Short exercise :: Pull each line containing "from" out of the data and copy it.

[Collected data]
## START
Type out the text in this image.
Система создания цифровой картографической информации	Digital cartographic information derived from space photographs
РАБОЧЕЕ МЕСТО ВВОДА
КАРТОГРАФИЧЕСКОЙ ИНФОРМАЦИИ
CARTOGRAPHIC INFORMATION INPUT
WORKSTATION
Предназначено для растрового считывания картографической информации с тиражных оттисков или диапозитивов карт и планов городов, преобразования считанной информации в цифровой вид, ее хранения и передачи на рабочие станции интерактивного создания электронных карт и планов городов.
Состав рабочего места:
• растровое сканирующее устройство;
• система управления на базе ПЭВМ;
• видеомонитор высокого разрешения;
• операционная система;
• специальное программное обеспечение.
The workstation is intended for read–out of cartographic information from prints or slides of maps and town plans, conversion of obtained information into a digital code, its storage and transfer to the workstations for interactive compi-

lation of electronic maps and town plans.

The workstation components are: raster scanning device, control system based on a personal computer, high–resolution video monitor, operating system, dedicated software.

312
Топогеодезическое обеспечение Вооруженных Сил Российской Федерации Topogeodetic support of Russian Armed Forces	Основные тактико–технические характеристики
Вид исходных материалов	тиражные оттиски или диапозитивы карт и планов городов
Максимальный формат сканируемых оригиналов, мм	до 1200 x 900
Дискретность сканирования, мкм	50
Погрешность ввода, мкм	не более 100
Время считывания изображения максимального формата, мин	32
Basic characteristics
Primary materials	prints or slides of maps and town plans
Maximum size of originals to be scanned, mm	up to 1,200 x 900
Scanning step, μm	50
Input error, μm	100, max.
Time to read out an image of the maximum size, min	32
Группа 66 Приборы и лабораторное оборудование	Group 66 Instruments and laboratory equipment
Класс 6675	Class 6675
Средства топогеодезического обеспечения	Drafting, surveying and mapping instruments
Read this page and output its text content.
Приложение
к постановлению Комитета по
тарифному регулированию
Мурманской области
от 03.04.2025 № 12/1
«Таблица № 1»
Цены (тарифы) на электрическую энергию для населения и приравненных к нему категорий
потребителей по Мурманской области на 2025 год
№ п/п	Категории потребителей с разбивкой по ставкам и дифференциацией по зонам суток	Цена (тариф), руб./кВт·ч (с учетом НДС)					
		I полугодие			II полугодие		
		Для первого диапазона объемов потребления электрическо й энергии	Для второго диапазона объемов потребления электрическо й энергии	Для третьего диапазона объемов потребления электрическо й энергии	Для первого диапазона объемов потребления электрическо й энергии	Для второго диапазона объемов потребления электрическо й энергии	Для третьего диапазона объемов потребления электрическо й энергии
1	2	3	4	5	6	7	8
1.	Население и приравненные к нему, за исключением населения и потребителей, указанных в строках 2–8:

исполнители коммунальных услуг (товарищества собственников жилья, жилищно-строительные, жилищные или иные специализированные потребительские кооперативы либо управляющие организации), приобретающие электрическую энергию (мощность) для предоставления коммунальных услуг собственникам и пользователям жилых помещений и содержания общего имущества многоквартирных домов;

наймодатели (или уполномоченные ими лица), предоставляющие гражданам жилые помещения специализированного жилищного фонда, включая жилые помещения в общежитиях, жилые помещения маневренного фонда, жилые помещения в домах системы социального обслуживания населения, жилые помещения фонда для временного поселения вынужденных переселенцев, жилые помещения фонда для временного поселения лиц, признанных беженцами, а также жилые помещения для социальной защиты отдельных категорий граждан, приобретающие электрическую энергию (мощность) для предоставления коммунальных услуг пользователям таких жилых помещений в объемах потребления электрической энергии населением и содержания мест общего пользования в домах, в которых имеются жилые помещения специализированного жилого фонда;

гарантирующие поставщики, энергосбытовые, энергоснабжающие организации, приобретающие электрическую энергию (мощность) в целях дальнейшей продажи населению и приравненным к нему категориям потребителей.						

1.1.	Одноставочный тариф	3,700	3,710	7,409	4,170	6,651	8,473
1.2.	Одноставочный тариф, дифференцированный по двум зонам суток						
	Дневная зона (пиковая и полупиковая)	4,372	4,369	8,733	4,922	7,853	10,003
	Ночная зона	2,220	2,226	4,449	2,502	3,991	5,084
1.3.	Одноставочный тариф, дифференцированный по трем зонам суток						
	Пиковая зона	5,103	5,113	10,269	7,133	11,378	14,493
## END
Final result ::
Система создания цифровой картографической информации	Digital cartographic information derived from space photographs
The workstation is intended for read–out of cartographic information from prints or slides of maps and town plans, conversion of obtained information into a digital code, its storage and transfer to the workstations for interactive compi-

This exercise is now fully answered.